[Raw records]
--- BEGIN ---

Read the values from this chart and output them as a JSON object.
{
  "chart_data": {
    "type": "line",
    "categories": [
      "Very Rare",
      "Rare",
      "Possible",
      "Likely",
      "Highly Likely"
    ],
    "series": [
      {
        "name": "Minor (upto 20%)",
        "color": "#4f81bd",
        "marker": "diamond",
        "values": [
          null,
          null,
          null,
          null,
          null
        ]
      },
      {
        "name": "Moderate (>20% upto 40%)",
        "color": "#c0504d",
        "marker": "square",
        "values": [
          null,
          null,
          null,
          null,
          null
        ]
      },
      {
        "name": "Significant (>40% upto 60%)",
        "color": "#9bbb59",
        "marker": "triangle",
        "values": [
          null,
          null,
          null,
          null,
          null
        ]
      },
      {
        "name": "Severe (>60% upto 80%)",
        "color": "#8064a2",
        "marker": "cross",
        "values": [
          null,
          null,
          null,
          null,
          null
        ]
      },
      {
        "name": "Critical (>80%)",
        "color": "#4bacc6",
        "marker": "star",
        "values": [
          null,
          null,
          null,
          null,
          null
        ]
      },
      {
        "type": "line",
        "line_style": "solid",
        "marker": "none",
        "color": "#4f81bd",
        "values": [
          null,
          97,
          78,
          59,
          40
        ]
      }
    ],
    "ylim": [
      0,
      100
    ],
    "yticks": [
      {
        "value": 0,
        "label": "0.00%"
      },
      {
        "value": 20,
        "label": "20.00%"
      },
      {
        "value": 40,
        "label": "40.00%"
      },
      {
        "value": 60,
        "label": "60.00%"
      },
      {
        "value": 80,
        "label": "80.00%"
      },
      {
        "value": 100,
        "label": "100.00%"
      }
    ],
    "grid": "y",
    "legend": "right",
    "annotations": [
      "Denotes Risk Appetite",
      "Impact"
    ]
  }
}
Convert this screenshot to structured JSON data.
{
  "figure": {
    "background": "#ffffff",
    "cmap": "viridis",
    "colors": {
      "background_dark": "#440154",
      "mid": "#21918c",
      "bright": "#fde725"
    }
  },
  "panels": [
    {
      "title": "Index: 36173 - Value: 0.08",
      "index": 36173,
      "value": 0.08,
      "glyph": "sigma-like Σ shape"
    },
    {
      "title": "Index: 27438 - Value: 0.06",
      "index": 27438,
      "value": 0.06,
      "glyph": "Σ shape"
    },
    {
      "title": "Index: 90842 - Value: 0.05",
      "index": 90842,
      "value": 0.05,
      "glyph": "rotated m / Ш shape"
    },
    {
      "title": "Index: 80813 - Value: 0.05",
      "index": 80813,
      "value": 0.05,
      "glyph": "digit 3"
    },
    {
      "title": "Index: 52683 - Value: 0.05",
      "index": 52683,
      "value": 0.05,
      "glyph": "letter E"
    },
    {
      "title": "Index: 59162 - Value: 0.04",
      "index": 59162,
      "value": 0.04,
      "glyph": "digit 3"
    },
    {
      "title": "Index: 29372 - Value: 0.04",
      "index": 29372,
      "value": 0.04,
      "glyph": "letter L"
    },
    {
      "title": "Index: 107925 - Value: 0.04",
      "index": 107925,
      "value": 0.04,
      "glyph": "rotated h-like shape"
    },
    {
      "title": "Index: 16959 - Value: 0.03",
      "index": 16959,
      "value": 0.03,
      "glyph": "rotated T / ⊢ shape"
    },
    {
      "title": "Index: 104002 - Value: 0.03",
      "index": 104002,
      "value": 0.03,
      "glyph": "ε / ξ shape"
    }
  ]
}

--- END ---

[Aim of the task]
Return every line above in which the string "this" occurs.

[Output of the task]
Read the values from this chart and output them as a JSON object.
Convert this screenshot to structured JSON data.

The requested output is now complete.